**What this task involves:** Check every line below for the word "siégeant" and copy the ones that have it.

**Data to use:**

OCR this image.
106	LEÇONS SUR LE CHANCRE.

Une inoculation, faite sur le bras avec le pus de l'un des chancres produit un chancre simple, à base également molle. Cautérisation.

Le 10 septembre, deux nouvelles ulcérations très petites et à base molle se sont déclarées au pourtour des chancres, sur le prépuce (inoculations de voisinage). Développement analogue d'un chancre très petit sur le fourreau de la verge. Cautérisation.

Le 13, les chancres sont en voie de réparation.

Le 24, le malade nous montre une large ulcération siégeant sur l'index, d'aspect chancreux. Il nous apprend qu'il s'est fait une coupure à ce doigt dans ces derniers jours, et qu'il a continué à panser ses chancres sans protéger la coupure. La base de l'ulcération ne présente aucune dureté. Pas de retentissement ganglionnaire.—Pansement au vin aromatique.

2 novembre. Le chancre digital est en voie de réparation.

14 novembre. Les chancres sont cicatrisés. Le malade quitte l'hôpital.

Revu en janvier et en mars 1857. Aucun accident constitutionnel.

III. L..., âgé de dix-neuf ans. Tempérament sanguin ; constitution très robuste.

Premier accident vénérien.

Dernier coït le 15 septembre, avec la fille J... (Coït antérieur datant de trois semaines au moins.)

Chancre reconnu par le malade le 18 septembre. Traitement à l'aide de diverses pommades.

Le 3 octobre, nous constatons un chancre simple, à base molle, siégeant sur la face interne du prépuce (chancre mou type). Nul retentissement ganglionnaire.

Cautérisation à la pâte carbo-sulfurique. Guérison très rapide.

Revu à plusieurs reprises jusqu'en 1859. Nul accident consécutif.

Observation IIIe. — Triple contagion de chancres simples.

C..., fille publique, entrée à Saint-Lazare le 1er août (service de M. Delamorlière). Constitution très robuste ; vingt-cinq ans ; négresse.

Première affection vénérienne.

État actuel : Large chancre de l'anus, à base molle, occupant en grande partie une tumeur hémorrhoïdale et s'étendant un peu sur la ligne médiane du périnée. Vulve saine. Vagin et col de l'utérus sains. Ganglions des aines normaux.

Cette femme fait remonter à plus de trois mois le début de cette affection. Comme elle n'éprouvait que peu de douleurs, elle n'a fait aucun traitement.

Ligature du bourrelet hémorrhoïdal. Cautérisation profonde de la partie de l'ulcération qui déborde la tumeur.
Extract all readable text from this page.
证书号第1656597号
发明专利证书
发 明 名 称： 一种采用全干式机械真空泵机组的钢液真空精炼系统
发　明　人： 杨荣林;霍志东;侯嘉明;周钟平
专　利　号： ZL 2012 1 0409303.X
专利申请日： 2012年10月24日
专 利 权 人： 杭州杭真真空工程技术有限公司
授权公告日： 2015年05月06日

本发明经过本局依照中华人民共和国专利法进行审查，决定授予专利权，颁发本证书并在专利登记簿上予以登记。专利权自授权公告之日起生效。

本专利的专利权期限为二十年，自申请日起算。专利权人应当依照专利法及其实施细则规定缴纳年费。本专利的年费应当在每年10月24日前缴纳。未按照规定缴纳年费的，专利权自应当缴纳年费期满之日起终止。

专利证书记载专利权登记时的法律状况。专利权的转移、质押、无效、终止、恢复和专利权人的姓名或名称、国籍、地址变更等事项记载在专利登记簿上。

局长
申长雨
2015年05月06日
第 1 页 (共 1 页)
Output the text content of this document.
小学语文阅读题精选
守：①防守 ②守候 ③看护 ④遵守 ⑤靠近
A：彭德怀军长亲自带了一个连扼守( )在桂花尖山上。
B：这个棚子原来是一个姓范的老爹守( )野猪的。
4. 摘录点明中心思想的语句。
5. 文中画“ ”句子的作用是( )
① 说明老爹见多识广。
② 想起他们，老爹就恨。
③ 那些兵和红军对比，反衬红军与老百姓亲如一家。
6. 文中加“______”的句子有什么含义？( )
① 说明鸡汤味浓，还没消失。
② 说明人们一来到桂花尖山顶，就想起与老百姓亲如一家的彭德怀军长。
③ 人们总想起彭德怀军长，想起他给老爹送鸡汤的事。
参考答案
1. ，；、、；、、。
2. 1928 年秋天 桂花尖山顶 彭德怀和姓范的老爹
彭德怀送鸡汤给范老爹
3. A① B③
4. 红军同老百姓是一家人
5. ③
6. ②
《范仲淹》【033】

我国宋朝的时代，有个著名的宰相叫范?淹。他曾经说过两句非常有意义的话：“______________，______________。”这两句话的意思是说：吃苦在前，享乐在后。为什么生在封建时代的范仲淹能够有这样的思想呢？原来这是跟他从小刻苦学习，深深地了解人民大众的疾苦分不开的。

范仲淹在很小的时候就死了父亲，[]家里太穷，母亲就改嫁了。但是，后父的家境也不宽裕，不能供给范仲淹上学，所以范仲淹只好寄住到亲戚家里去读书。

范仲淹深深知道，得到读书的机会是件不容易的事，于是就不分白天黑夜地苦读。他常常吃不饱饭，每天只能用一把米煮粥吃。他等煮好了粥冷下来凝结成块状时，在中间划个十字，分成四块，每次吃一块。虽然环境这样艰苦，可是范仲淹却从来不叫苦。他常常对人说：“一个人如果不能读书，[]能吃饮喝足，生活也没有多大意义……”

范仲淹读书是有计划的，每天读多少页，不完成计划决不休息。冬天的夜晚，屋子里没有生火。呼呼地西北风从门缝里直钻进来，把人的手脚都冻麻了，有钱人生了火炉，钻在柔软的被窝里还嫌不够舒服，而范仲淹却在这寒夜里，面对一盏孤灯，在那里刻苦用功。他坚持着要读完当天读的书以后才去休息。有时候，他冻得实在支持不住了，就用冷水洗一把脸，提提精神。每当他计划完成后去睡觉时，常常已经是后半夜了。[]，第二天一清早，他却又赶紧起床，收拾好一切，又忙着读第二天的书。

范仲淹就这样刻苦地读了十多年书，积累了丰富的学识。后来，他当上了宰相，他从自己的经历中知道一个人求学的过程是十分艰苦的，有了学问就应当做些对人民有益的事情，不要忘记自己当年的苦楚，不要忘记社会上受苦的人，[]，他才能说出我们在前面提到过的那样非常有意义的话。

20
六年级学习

**Solution below:**
Le 24, le malade nous montre une large ulcération siégeant sur l'index, d'aspect chancreux. Il nous apprend qu'il s'est fait une coupure à ce doigt dans ces derniers jours, et qu'il a continué à panser ses chancres sans protéger la coupure. La base de l'ulcération ne présente aucune dureté. Pas de retentissement ganglionnaire.—Pansement au vin aromatique.
Le 3 octobre, nous constatons un chancre simple, à base molle, siégeant sur la face interne du prépuce (chancre mou type). Nul retentissement ganglionnaire.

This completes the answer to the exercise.